(EXERCISE): Would you transcribe the listing that follows, character for character, and omit its images?
::::
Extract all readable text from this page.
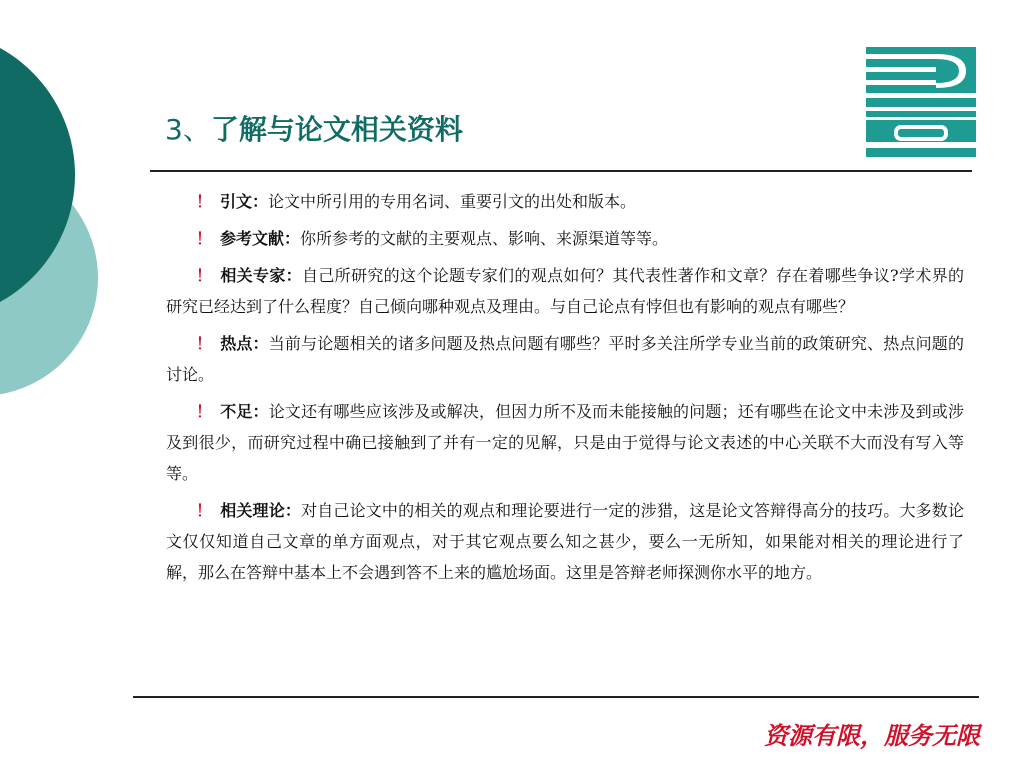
3、了解与论文相关资料

！ 引文：论文中所引用的专用名词、重要引文的出处和版本。

！ 参考文献：你所参考的文献的主要观点、影响、来源渠道等等。

！ 相关专家：自己所研究的这个论题专家们的观点如何？其代表性著作和文章？存在着哪些争议?学术界的研究已经达到了什么程度？自己倾向哪种观点及理由。与自己论点有悖但也有影响的观点有哪些？

！ 热点：当前与论题相关的诸多问题及热点问题有哪些？平时多关注所学专业当前的政策研究、热点问题的讨论。

！ 不足：论文还有哪些应该涉及或解决，但因力所不及而未能接触的问题；还有哪些在论文中未涉及到或涉及到很少，而研究过程中确已接触到了并有一定的见解，只是由于觉得与论文表述的中心关联不大而没有写入等等。

！ 相关理论：对自己论文中的相关的观点和理论要进行一定的涉猎，这是论文答辩得高分的技巧。大多数论文仅仅知道自己文章的单方面观点，对于其它观点要么知之甚少，要么一无所知，如果能对相关的理论进行了解，那么在答辩中基本上不会遇到答不上来的尴尬场面。这里是答辩老师探测你水平的地方。

资源有限，服务无限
::::
(REPLY TO THE EXERCISE):
Extract all readable text from this page.
3、了解与论文相关资料

！ 引文：论文中所引用的专用名词、重要引文的出处和版本。

！ 参考文献：你所参考的文献的主要观点、影响、来源渠道等等。

！ 相关专家：自己所研究的这个论题专家们的观点如何？其代表性著作和文章？存在着哪些争议?学术界的研究已经达到了什么程度？自己倾向哪种观点及理由。与自己论点有悖但也有影响的观点有哪些？

！ 热点：当前与论题相关的诸多问题及热点问题有哪些？平时多关注所学专业当前的政策研究、热点问题的讨论。

！ 不足：论文还有哪些应该涉及或解决，但因力所不及而未能接触的问题；还有哪些在论文中未涉及到或涉及到很少，而研究过程中确已接触到了并有一定的见解，只是由于觉得与论文表述的中心关联不大而没有写入等等。

！ 相关理论：对自己论文中的相关的观点和理论要进行一定的涉猎，这是论文答辩得高分的技巧。大多数论文仅仅知道自己文章的单方面观点，对于其它观点要么知之甚少，要么一无所知，如果能对相关的理论进行了解，那么在答辩中基本上不会遇到答不上来的尴尬场面。这里是答辩老师探测你水平的地方。

资源有限，服务无限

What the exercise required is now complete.